» **Objective**
Report every line from the material that contains the word "Time".

-- BEGIN --

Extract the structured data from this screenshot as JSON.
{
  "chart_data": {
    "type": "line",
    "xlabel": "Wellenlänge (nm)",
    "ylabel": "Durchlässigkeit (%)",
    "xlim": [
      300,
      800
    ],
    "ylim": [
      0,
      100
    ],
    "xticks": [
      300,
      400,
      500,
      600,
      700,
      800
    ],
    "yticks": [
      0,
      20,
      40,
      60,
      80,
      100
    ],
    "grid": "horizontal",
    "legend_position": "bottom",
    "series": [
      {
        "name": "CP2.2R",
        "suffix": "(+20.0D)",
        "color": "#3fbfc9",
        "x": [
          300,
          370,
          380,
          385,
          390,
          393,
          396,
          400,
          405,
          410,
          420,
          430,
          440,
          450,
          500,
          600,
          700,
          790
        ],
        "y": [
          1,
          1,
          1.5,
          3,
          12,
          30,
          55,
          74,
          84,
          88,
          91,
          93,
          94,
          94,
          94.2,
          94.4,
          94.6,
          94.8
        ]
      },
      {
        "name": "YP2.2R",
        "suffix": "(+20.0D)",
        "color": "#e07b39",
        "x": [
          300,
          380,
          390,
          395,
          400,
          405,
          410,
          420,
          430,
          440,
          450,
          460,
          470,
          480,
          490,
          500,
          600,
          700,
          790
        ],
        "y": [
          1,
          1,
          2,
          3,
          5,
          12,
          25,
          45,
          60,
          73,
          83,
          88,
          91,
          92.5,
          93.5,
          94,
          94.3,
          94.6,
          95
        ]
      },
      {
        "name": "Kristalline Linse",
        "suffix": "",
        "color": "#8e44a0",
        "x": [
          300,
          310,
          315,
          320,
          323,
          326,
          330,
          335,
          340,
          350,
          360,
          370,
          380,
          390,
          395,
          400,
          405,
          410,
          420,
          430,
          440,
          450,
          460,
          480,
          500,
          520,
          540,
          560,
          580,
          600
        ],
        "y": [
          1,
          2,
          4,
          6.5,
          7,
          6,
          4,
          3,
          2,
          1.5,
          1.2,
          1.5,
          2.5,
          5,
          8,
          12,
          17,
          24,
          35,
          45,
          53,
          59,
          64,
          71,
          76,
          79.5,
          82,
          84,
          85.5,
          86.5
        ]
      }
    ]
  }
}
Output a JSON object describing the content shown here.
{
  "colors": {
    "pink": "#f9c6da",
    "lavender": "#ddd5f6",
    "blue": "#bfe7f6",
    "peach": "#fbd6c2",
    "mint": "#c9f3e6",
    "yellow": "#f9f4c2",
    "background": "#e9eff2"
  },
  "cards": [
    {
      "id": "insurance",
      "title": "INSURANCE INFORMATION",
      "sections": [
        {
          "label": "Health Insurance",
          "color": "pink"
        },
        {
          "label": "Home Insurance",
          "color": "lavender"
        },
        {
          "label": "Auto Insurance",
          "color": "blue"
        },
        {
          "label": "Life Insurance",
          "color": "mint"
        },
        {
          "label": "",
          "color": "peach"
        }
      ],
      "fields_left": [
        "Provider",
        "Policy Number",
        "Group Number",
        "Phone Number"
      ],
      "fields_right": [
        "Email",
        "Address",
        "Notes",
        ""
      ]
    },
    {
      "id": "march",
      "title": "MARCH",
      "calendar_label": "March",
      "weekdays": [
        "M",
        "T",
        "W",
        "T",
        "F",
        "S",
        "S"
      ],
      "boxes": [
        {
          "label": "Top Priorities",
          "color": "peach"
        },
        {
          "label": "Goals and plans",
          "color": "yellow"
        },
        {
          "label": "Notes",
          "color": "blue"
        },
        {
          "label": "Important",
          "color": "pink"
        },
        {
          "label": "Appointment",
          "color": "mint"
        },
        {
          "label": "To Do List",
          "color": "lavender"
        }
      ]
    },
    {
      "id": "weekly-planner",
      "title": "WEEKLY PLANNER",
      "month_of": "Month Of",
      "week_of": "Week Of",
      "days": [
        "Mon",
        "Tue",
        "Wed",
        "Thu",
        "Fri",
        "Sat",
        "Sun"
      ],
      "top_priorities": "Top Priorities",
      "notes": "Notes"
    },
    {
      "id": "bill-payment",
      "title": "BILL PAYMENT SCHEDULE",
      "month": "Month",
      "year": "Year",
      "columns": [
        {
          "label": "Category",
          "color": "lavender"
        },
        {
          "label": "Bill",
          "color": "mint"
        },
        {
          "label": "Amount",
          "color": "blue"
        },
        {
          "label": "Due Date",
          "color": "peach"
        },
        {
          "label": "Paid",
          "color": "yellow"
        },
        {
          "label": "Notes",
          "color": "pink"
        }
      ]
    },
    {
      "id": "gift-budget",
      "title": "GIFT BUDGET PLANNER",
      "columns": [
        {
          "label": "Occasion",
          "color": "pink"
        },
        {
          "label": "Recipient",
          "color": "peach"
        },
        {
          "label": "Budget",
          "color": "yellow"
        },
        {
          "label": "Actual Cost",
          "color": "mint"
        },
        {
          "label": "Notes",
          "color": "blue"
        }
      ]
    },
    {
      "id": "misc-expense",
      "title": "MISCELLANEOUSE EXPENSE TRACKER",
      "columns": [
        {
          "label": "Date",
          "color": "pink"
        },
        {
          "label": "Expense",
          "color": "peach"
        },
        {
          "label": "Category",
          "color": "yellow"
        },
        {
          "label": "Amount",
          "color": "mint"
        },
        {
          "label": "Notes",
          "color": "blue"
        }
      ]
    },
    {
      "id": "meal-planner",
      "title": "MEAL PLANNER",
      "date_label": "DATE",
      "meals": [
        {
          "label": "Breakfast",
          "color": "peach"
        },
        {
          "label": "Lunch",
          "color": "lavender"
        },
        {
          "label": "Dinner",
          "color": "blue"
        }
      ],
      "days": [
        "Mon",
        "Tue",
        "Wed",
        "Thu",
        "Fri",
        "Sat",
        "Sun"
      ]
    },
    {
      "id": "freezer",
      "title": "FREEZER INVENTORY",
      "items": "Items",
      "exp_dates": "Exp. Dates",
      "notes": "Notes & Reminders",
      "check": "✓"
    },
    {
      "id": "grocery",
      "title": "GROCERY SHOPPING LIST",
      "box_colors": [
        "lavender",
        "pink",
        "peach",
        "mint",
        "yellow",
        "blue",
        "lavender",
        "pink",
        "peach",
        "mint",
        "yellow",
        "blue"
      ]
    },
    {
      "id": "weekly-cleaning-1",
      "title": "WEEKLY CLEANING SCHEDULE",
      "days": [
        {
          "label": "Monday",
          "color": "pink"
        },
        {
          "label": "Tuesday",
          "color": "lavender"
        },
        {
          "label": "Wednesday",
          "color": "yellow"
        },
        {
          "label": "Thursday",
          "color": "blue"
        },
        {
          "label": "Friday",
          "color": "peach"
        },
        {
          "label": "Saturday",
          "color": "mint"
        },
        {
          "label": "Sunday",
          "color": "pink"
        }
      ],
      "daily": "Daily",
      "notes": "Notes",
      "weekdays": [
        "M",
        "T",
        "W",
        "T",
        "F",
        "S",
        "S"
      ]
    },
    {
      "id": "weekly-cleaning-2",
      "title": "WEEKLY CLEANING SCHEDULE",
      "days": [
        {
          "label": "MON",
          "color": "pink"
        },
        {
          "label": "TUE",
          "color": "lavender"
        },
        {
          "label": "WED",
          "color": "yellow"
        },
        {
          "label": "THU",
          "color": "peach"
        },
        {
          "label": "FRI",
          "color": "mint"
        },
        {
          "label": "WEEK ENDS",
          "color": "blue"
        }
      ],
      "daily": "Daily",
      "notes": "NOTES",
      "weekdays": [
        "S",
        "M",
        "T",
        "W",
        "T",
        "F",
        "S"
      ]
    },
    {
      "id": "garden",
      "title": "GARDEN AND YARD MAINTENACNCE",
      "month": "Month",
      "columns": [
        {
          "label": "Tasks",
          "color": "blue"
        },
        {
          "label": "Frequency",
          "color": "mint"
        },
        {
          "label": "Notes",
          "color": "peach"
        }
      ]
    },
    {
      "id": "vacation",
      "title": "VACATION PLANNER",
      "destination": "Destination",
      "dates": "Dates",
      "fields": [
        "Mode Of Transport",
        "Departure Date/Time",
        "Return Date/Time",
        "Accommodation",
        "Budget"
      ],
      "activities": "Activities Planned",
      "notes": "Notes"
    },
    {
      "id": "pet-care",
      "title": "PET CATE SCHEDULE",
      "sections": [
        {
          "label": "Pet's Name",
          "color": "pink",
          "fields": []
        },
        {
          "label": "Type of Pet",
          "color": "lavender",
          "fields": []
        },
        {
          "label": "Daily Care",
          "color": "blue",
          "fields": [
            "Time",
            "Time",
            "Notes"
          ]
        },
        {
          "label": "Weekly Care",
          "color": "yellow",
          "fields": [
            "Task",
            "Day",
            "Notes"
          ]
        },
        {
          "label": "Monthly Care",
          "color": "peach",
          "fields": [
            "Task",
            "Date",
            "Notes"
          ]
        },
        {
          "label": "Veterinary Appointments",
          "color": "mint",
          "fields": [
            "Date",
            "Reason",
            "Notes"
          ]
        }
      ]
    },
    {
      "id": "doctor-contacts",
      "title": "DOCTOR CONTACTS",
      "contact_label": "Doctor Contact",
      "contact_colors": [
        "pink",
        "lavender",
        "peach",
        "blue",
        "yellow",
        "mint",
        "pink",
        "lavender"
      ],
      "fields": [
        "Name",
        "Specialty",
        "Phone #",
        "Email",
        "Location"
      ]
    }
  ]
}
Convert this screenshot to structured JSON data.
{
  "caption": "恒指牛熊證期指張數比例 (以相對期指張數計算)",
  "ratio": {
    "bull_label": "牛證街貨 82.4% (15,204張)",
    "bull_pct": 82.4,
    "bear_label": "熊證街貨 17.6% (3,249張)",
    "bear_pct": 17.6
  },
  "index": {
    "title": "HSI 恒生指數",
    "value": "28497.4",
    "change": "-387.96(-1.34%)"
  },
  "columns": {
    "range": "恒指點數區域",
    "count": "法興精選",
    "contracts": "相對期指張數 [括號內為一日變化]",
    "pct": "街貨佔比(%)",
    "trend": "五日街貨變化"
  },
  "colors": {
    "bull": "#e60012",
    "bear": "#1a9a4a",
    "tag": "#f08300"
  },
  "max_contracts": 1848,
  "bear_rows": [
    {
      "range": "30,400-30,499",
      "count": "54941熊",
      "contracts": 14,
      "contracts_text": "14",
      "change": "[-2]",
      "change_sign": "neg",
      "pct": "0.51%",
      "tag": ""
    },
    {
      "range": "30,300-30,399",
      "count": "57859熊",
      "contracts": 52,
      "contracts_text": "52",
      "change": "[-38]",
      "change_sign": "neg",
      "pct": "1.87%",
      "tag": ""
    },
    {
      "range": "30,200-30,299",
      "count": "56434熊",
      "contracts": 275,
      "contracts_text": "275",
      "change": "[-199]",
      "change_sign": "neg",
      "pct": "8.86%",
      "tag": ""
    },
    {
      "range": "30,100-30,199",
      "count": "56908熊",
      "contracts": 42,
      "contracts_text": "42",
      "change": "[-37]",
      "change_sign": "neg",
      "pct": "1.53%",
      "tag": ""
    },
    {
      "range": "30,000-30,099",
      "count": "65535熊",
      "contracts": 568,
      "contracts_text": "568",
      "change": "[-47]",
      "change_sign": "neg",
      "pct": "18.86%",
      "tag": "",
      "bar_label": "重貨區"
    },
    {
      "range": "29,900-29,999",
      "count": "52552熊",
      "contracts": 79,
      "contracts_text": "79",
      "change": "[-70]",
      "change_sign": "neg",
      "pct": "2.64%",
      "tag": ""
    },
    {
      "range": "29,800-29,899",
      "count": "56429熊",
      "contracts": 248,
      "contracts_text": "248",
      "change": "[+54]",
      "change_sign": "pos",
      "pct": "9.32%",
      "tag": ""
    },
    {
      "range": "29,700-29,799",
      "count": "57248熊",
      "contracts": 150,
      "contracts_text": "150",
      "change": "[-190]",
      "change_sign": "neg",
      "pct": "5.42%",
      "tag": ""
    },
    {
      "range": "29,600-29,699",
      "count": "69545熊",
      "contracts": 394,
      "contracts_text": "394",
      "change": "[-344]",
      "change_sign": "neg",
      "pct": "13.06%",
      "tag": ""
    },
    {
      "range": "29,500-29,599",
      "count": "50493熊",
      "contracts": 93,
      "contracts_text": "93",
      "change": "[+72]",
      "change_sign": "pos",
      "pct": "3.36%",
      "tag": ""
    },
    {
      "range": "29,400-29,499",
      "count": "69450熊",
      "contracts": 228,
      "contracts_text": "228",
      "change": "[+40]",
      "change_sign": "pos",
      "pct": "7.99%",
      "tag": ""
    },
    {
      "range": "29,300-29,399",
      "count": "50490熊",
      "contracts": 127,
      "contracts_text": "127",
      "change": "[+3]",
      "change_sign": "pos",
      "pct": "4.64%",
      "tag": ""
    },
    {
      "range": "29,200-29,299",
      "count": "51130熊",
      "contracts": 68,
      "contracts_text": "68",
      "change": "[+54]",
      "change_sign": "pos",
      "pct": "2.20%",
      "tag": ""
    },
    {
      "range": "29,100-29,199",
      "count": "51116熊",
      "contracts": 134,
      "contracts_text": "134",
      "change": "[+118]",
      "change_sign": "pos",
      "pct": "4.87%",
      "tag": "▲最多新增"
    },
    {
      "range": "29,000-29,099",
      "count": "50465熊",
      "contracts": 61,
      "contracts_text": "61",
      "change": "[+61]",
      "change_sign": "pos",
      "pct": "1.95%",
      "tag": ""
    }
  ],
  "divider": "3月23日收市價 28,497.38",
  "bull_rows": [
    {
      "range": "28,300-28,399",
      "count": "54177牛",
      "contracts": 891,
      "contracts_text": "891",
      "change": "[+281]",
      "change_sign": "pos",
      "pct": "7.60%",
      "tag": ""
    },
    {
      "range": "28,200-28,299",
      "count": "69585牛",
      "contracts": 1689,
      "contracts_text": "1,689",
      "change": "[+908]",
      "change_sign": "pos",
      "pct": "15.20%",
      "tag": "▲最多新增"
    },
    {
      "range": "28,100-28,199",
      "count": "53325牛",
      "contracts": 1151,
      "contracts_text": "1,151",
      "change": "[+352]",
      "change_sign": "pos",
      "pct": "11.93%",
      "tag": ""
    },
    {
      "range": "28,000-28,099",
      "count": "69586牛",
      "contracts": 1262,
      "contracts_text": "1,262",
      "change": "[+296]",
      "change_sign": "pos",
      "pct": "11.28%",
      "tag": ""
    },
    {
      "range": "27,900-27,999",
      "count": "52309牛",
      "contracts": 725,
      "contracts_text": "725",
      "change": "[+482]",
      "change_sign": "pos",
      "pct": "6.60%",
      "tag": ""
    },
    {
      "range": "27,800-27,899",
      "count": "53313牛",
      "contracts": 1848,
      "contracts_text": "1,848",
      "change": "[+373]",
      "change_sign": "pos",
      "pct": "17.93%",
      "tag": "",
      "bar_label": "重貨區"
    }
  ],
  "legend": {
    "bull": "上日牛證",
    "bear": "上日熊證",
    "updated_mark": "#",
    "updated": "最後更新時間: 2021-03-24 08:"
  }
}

-- END --

» **Exercise solution**
        "Departure Date/Time",
        "Return Date/Time",
            "Time",
            "Time",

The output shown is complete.